Direction - Give every entry again, word for word.

The input -
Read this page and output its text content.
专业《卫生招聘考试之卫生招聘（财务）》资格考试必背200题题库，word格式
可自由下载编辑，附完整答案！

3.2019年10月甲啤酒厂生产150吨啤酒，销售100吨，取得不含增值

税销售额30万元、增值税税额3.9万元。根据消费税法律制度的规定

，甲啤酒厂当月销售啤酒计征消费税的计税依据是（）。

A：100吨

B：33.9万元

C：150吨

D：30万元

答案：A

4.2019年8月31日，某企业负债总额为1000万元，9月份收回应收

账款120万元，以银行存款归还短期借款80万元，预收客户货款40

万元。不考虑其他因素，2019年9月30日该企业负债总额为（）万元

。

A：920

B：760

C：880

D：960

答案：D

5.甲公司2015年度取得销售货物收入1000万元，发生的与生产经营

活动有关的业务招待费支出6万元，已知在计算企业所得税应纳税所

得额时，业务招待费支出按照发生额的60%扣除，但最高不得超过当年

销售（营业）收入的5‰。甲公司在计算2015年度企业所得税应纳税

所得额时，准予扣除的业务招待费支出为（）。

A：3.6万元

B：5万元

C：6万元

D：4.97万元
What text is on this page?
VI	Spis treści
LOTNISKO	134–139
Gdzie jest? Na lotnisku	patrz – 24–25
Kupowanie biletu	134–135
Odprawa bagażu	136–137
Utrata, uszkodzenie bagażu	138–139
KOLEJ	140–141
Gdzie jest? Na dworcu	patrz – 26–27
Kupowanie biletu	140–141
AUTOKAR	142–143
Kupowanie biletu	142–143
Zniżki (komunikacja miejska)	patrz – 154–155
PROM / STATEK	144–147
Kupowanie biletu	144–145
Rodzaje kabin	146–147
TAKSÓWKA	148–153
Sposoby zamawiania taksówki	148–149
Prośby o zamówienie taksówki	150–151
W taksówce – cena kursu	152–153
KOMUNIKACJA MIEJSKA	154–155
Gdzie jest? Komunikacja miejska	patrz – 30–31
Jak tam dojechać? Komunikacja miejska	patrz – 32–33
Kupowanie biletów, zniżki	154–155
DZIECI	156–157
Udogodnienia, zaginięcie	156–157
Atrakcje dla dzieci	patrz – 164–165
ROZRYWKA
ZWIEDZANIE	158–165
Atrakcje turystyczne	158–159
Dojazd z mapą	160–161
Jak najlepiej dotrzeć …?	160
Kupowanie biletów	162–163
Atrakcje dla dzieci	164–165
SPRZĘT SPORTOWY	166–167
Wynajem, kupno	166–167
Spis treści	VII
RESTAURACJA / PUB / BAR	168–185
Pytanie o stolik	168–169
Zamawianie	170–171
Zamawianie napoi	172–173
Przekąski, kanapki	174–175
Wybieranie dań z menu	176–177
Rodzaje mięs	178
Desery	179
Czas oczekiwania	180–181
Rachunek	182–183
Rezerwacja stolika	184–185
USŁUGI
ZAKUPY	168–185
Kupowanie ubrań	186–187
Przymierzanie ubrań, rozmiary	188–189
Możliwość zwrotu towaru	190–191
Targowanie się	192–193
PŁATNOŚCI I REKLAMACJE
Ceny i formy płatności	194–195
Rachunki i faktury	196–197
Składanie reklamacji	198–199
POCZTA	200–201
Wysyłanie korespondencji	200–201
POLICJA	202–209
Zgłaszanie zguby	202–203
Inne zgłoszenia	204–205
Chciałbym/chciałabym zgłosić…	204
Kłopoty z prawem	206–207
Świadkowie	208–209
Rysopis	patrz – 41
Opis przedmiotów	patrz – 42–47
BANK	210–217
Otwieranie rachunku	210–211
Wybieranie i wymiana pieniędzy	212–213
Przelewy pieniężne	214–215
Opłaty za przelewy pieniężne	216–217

The reply -
Read this page and output its text content.
专业《卫生招聘考试之卫生招聘（财务）》资格考试必背200题题库，word格式
可自由下载编辑，附完整答案！

3.2019年10月甲啤酒厂生产150吨啤酒，销售100吨，取得不含增值

税销售额30万元、增值税税额3.9万元。根据消费税法律制度的规定

，甲啤酒厂当月销售啤酒计征消费税的计税依据是（）。

A：100吨

B：33.9万元

C：150吨

D：30万元

答案：A

4.2019年8月31日，某企业负债总额为1000万元，9月份收回应收

账款120万元，以银行存款归还短期借款80万元，预收客户货款40

万元。不考虑其他因素，2019年9月30日该企业负债总额为（）万元

。

A：920

B：760

C：880

D：960

答案：D

5.甲公司2015年度取得销售货物收入1000万元，发生的与生产经营

活动有关的业务招待费支出6万元，已知在计算企业所得税应纳税所

得额时，业务招待费支出按照发生额的60%扣除，但最高不得超过当年

销售（营业）收入的5‰。甲公司在计算2015年度企业所得税应纳税

所得额时，准予扣除的业务招待费支出为（）。

A：3.6万元

B：5万元

C：6万元

D：4.97万元
What text is on this page?
VI	Spis treści
LOTNISKO	134–139
Gdzie jest? Na lotnisku	patrz – 24–25
Kupowanie biletu	134–135
Odprawa bagażu	136–137
Utrata, uszkodzenie bagażu	138–139
KOLEJ	140–141
Gdzie jest? Na dworcu	patrz – 26–27
Kupowanie biletu	140–141
AUTOKAR	142–143
Kupowanie biletu	142–143
Zniżki (komunikacja miejska)	patrz – 154–155
PROM / STATEK	144–147
Kupowanie biletu	144–145
Rodzaje kabin	146–147
TAKSÓWKA	148–153
Sposoby zamawiania taksówki	148–149
Prośby o zamówienie taksówki	150–151
W taksówce – cena kursu	152–153
KOMUNIKACJA MIEJSKA	154–155
Gdzie jest? Komunikacja miejska	patrz – 30–31
Jak tam dojechać? Komunikacja miejska	patrz – 32–33
Kupowanie biletów, zniżki	154–155
DZIECI	156–157
Udogodnienia, zaginięcie	156–157
Atrakcje dla dzieci	patrz – 164–165
ROZRYWKA
ZWIEDZANIE	158–165
Atrakcje turystyczne	158–159
Dojazd z mapą	160–161
Jak najlepiej dotrzeć …?	160
Kupowanie biletów	162–163
Atrakcje dla dzieci	164–165
SPRZĘT SPORTOWY	166–167
Wynajem, kupno	166–167
Spis treści	VII
RESTAURACJA / PUB / BAR	168–185
Pytanie o stolik	168–169
Zamawianie	170–171
Zamawianie napoi	172–173
Przekąski, kanapki	174–175
Wybieranie dań z menu	176–177
Rodzaje mięs	178
Desery	179
Czas oczekiwania	180–181
Rachunek	182–183
Rezerwacja stolika	184–185
USŁUGI
ZAKUPY	168–185
Kupowanie ubrań	186–187
Przymierzanie ubrań, rozmiary	188–189
Możliwość zwrotu towaru	190–191
Targowanie się	192–193
PŁATNOŚCI I REKLAMACJE
Ceny i formy płatności	194–195
Rachunki i faktury	196–197
Składanie reklamacji	198–199
POCZTA	200–201
Wysyłanie korespondencji	200–201
POLICJA	202–209
Zgłaszanie zguby	202–203
Inne zgłoszenia	204–205
Chciałbym/chciałabym zgłosić…	204
Kłopoty z prawem	206–207
Świadkowie	208–209
Rysopis	patrz – 41
Opis przedmiotów	patrz – 42–47
BANK	210–217
Otwieranie rachunku	210–211
Wybieranie i wymiana pieniędzy	212–213
Przelewy pieniężne	214–215
Opłaty za przelewy pieniężne	216–217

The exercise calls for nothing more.